- Document excerpt:
(begin)
Memories of holding onto tents because the wind was blowing sideways and rain was pouring down on their booths are still fresh for many vendors. Raindrops ran down their necks as the vendors tried to secure their products in a safe and dry spot.
But on sunny days, Ross Olson, the market manager, said the Oxford Farmers Market is “like a county fair, a carnival and a big party kind of all wrapped up in one.”
The Oxford Farmers Market, aside from the small but homey MOON Co-Op store, is one of the few opportunities for Oxford residents to buy locally grown food that is fresh and in season.
Buying food locally has a variety of benefits.
Customers value seasonal food, full of flavor, just as much as knowing that their product choice helps reduce their carbon footprint and supports sustainable agriculture. The direct contact to the vendor provides opportunities to discover new foods and eat mindfully while supporting local businesses.
Commonly misconceived, however, is that local food is healthier.
(end)
- Provided records:
(begin)
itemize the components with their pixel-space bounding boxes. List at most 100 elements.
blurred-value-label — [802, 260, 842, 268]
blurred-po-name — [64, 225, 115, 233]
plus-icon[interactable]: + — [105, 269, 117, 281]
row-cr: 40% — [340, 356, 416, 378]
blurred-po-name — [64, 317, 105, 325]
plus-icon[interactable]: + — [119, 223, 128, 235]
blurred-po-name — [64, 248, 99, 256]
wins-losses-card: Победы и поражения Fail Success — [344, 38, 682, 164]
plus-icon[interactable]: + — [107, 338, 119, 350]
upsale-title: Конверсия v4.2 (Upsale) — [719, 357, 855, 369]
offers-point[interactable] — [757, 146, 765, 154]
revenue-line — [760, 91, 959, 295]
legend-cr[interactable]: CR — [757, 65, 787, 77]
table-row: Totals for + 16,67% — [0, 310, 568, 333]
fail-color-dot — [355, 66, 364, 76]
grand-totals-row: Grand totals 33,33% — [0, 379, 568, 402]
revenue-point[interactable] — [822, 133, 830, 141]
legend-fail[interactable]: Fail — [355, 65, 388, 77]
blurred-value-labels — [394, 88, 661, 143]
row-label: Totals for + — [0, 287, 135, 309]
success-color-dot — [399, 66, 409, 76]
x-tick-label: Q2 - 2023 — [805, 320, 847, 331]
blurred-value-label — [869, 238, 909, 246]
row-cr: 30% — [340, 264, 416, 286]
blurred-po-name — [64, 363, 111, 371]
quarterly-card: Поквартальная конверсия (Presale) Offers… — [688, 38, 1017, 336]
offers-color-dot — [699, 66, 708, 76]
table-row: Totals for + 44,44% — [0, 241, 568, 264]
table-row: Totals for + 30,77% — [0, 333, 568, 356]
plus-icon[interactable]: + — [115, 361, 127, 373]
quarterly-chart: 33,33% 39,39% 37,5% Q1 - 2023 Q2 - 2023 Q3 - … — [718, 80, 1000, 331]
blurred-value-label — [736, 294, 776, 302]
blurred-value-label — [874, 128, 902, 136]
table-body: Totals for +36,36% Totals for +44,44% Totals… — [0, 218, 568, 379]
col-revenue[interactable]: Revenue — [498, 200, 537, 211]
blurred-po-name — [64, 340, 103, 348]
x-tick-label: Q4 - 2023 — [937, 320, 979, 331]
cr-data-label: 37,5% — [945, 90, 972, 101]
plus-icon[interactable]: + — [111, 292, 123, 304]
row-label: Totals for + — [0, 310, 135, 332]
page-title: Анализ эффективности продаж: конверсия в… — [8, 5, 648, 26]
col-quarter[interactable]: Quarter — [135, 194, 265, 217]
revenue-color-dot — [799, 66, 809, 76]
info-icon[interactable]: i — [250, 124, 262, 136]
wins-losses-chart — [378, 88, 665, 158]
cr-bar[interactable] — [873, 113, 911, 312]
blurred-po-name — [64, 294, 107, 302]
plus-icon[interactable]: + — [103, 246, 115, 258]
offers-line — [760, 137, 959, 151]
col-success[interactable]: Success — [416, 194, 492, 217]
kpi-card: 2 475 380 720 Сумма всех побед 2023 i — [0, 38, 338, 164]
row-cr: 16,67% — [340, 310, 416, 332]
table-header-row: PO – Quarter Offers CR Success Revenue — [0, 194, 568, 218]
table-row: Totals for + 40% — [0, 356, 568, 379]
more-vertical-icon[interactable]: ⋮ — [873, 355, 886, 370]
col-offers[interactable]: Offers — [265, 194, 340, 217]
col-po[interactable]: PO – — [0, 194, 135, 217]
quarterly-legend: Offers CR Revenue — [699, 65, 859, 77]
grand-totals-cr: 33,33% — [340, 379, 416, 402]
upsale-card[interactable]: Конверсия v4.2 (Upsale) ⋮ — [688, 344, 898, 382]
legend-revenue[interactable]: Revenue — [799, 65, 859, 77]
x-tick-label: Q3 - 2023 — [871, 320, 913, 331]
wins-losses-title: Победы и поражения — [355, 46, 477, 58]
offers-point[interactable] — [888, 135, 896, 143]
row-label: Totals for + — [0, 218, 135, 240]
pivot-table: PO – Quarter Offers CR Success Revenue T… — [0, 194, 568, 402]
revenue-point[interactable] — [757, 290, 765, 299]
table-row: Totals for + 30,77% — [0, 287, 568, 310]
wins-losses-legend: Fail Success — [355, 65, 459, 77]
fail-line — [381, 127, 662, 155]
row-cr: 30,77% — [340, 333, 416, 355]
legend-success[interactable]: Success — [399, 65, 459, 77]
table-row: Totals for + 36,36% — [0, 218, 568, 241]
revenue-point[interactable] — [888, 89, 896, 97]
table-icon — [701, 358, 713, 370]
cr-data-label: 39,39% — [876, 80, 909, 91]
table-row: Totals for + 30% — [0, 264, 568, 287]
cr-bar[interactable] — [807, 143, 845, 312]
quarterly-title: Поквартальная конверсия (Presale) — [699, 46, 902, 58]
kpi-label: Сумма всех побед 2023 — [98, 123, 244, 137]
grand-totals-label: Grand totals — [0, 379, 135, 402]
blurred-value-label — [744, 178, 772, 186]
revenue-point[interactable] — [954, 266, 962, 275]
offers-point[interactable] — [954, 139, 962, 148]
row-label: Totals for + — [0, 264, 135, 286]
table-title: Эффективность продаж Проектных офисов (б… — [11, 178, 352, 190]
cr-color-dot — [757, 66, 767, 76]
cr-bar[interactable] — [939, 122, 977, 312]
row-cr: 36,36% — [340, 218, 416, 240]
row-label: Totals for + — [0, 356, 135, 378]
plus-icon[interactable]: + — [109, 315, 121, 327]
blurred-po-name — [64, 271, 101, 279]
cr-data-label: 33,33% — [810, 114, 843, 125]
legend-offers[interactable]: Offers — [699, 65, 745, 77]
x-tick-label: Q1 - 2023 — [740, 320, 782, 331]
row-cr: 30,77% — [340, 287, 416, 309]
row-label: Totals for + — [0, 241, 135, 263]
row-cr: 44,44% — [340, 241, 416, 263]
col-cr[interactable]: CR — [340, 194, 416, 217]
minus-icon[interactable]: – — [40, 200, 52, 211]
(end)
- Required work:
Continue the article about the Oxford Farmers Market from its last sentence.

- Response below:
“In many ways, the impact of local foods on our health is more indirect than we think,” Paul Reidy, assistant professor in Miami University’s department of kinesiology, nutrition and health, said.
Oftentimes, people mistake local food to have more nutrients or to be safer than food at chain grocery stores, but there is no research that proves this, Reidy said. While local foods are typically fresher, giving them a greater likelihood that less vitamins have degraded, mineral composition in the food depends on the enrichment of the soil.
Additionally, local food may not be safer compared to products at chain grocery stores, Reidy said.
“Although many local producers do have proper food safety practices, there is no guarantee or mandated expensive food safety check,” Reidy said.
But the benefits of local food are more than just physiological, said Reidy, who also participates in the Community Supported Agriculture (CSA) program offered by Miami’s Institute for Food farm.
Farmers markets, more than ever before, play a significant role in the American food system.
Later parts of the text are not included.